--- START OF Dataset ---

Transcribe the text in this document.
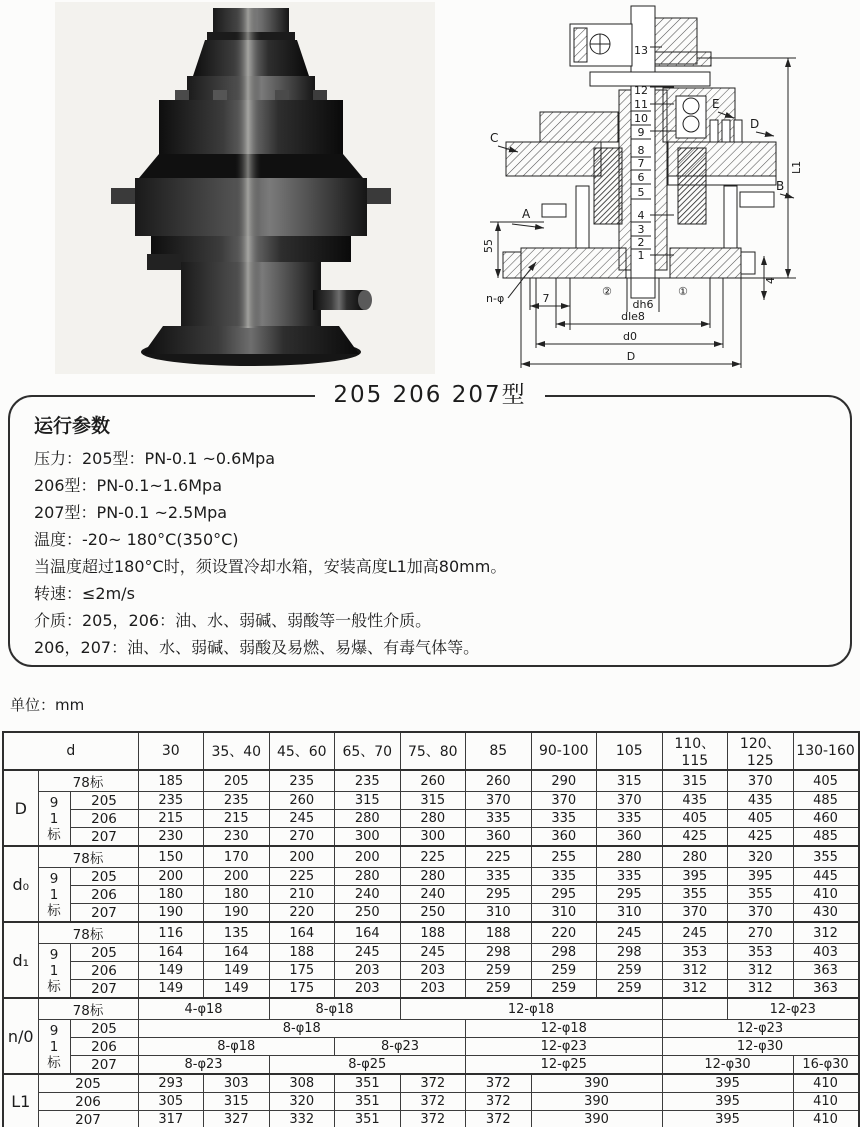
13
12
11
10
9
8
7
6
5
4
3
2
1
A
B
C
D
E
②	①
7	dh6
dle8
d0
D
n-φ
55
4
L1
205 206 207型
运行参数
压力：205型：PN-0.1 ~0.6Mpa
206型：PN-0.1~1.6Mpa
207型：PN-0.1 ~2.5Mpa
温度：-20~ 180°C(350°C)
当温度超过180°C时，须设置冷却水箱，安装高度L1加高80mm。
转速：≤2m/s
介质：205，206：油、水、弱碱、弱酸等一般性介质。
206，207：油、水、弱碱、弱酸及易燃、易爆、有毒气体等。
单位：mm
d			30	35、40	45、60	65、70	75、80	85	90-100	105	110、115	120、125	130-160
D	78标		185	205	235	235	260	260	290	315	315	370	405
	91标	205	235	235	260	315	315	370	370	370	435	435	485
		206	215	215	245	280	280	335	335	335	405	405	460
		207	230	230	270	300	300	360	360	360	425	425	485
d₀	78标		150	170	200	200	225	225	255	280	280	320	355
	91标	205	200	200	225	280	280	335	335	335	395	395	445
		206	180	180	210	240	240	295	295	295	355	355	410
		207	190	190	220	250	250	310	310	310	370	370	430
d₁	78标		116	135	164	164	188	188	220	245	245	270	312
	91标	205	164	164	188	245	245	298	298	298	353	353	403
		206	149	149	175	203	203	259	259	259	312	312	363
		207	149	149	175	203	203	259	259	259	312	312	363
n/0	78标		4-φ18		8-φ18		12-φ18					12-φ23	
	91标	205	8-φ18					12-φ18			12-φ23		
		206	8-φ18			8-φ23		12-φ23			12-φ30		
		207	8-φ23		8-φ25			12-φ25			12-φ30		16-φ30
L1	205		293	303	308	351	372	372	390		395		410
	206		305	315	320	351	372	372	390		395		410
	207		317	327	332	351	372	372	390		395		410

--- END OF Dataset ---

## Problem details
Restate every record exactly, please; do not copy the pictures.

## Expected answer
Transcribe the text in this document.
13
12
11
10
9
8
7
6
5
4
3
2
1
A
B
C
D
E
②	①
7	dh6
dle8
d0
D
n-φ
55
4
L1
205 206 207型
运行参数
压力：205型：PN-0.1 ~0.6Mpa
206型：PN-0.1~1.6Mpa
207型：PN-0.1 ~2.5Mpa
温度：-20~ 180°C(350°C)
当温度超过180°C时，须设置冷却水箱，安装高度L1加高80mm。
转速：≤2m/s
介质：205，206：油、水、弱碱、弱酸等一般性介质。
206，207：油、水、弱碱、弱酸及易燃、易爆、有毒气体等。
单位：mm
d			30	35、40	45、60	65、70	75、80	85	90-100	105	110、115	120、125	130-160
D	78标		185	205	235	235	260	260	290	315	315	370	405
	91标	205	235	235	260	315	315	370	370	370	435	435	485
		206	215	215	245	280	280	335	335	335	405	405	460
		207	230	230	270	300	300	360	360	360	425	425	485
d₀	78标		150	170	200	200	225	225	255	280	280	320	355
	91标	205	200	200	225	280	280	335	335	335	395	395	445
		206	180	180	210	240	240	295	295	295	355	355	410
		207	190	190	220	250	250	310	310	310	370	370	430
d₁	78标		116	135	164	164	188	188	220	245	245	270	312
	91标	205	164	164	188	245	245	298	298	298	353	353	403
		206	149	149	175	203	203	259	259	259	312	312	363
		207	149	149	175	203	203	259	259	259	312	312	363
n/0	78标		4-φ18		8-φ18		12-φ18					12-φ23	
	91标	205	8-φ18					12-φ18			12-φ23		
		206	8-φ18			8-φ23		12-φ23			12-φ30		
		207	8-φ23		8-φ25			12-φ25			12-φ30		16-φ30
L1	205		293	303	308	351	372	372	390		395		410
	206		305	315	320	351	372	372	390		395		410
	207		317	327	332	351	372	372	390		395		410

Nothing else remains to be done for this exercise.